▽
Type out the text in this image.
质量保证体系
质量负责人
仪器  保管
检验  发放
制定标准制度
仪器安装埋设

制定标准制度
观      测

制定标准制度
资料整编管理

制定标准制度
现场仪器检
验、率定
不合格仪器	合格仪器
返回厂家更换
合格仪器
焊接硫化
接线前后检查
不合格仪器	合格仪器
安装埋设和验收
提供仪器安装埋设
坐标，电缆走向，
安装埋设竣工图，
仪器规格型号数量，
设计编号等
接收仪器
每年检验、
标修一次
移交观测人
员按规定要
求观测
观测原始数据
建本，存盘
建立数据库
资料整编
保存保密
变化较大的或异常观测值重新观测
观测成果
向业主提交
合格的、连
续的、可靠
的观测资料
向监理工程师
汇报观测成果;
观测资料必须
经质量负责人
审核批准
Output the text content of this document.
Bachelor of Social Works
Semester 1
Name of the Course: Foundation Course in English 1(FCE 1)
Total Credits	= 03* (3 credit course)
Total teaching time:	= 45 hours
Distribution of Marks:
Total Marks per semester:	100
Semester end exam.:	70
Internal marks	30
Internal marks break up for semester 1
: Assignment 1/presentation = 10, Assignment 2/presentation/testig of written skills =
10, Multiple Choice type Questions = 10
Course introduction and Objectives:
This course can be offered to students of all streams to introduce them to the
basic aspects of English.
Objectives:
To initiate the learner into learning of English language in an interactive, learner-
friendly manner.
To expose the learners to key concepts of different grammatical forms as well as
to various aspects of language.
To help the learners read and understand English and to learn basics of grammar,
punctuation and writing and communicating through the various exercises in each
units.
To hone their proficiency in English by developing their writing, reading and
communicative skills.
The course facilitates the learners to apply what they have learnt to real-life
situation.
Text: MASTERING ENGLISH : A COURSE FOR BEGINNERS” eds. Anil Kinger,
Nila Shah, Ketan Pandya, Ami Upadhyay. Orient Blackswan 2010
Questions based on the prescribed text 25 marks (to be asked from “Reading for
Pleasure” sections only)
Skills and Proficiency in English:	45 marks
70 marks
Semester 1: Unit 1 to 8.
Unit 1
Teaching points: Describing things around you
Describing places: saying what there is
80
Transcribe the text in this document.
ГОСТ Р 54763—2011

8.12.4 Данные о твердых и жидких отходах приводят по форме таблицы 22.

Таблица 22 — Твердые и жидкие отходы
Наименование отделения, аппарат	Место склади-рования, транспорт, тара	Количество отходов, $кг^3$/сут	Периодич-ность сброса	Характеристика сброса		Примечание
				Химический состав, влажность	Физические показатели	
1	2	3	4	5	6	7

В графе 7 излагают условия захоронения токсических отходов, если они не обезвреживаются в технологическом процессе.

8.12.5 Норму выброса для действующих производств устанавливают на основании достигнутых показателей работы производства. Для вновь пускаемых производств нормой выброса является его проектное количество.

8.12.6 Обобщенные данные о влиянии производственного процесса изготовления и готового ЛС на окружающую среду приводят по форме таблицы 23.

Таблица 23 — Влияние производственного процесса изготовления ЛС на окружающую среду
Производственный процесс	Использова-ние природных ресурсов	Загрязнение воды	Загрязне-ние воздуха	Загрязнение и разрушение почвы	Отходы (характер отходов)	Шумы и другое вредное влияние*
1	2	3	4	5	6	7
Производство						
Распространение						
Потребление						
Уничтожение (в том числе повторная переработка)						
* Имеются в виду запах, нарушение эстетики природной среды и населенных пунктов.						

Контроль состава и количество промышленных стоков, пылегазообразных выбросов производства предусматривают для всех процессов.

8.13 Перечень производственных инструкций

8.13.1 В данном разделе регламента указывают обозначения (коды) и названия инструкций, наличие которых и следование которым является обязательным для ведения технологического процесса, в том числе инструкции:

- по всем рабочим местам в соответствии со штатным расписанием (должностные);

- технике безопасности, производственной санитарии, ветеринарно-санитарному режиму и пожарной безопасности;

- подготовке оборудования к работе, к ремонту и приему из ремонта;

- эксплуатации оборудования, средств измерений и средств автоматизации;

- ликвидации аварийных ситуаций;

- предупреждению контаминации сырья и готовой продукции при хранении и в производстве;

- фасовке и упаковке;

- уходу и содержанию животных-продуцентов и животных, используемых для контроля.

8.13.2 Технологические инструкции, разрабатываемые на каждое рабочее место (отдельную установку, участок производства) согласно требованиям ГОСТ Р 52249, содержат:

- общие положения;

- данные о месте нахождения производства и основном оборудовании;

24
△
#### [What the exercise asks]
All of the entries above must be quoted exactly.

#### [Response to the exercise]
Type out the text in this image.
质量保证体系
质量负责人
仪器  保管
检验  发放
制定标准制度
仪器安装埋设

制定标准制度
观      测

制定标准制度
资料整编管理

制定标准制度
现场仪器检
验、率定
不合格仪器	合格仪器
返回厂家更换
合格仪器
焊接硫化
接线前后检查
不合格仪器	合格仪器
安装埋设和验收
提供仪器安装埋设
坐标，电缆走向，
安装埋设竣工图，
仪器规格型号数量，
设计编号等
接收仪器
每年检验、
标修一次
移交观测人
员按规定要
求观测
观测原始数据
建本，存盘
建立数据库
资料整编
保存保密
变化较大的或异常观测值重新观测
观测成果
向业主提交
合格的、连
续的、可靠
的观测资料
向监理工程师
汇报观测成果;
观测资料必须
经质量负责人
审核批准
Output the text content of this document.
Bachelor of Social Works
Semester 1
Name of the Course: Foundation Course in English 1(FCE 1)
Total Credits	= 03* (3 credit course)
Total teaching time:	= 45 hours
Distribution of Marks:
Total Marks per semester:	100
Semester end exam.:	70
Internal marks	30
Internal marks break up for semester 1
: Assignment 1/presentation = 10, Assignment 2/presentation/testig of written skills =
10, Multiple Choice type Questions = 10
Course introduction and Objectives:
This course can be offered to students of all streams to introduce them to the
basic aspects of English.
Objectives:
To initiate the learner into learning of English language in an interactive, learner-
friendly manner.
To expose the learners to key concepts of different grammatical forms as well as
to various aspects of language.
To help the learners read and understand English and to learn basics of grammar,
punctuation and writing and communicating through the various exercises in each
units.
To hone their proficiency in English by developing their writing, reading and
communicative skills.
The course facilitates the learners to apply what they have learnt to real-life
situation.
Text: MASTERING ENGLISH : A COURSE FOR BEGINNERS” eds. Anil Kinger,
Nila Shah, Ketan Pandya, Ami Upadhyay. Orient Blackswan 2010
Questions based on the prescribed text 25 marks (to be asked from “Reading for
Pleasure” sections only)
Skills and Proficiency in English:	45 marks
70 marks
Semester 1: Unit 1 to 8.
Unit 1
Teaching points: Describing things around you
Describing places: saying what there is
80
Transcribe the text in this document.
ГОСТ Р 54763—2011

8.12.4 Данные о твердых и жидких отходах приводят по форме таблицы 22.

Таблица 22 — Твердые и жидкие отходы
Наименование отделения, аппарат	Место склади-рования, транспорт, тара	Количество отходов, $кг^3$/сут	Периодич-ность сброса	Характеристика сброса		Примечание
				Химический состав, влажность	Физические показатели	
1	2	3	4	5	6	7

В графе 7 излагают условия захоронения токсических отходов, если они не обезвреживаются в технологическом процессе.

8.12.5 Норму выброса для действующих производств устанавливают на основании достигнутых показателей работы производства. Для вновь пускаемых производств нормой выброса является его проектное количество.

8.12.6 Обобщенные данные о влиянии производственного процесса изготовления и готового ЛС на окружающую среду приводят по форме таблицы 23.

Таблица 23 — Влияние производственного процесса изготовления ЛС на окружающую среду
Производственный процесс	Использова-ние природных ресурсов	Загрязнение воды	Загрязне-ние воздуха	Загрязнение и разрушение почвы	Отходы (характер отходов)	Шумы и другое вредное влияние*
1	2	3	4	5	6	7
Производство						
Распространение						
Потребление						
Уничтожение (в том числе повторная переработка)						
* Имеются в виду запах, нарушение эстетики природной среды и населенных пунктов.						

Контроль состава и количество промышленных стоков, пылегазообразных выбросов производства предусматривают для всех процессов.

8.13 Перечень производственных инструкций

8.13.1 В данном разделе регламента указывают обозначения (коды) и названия инструкций, наличие которых и следование которым является обязательным для ведения технологического процесса, в том числе инструкции:

- по всем рабочим местам в соответствии со штатным расписанием (должностные);

- технике безопасности, производственной санитарии, ветеринарно-санитарному режиму и пожарной безопасности;

- подготовке оборудования к работе, к ремонту и приему из ремонта;

- эксплуатации оборудования, средств измерений и средств автоматизации;

- ликвидации аварийных ситуаций;

- предупреждению контаминации сырья и готовой продукции при хранении и в производстве;

- фасовке и упаковке;

- уходу и содержанию животных-продуцентов и животных, используемых для контроля.

8.13.2 Технологические инструкции, разрабатываемые на каждое рабочее место (отдельную установку, участок производства) согласно требованиям ГОСТ Р 52249, содержат:

- общие положения;

- данные о месте нахождения производства и основном оборудовании;

24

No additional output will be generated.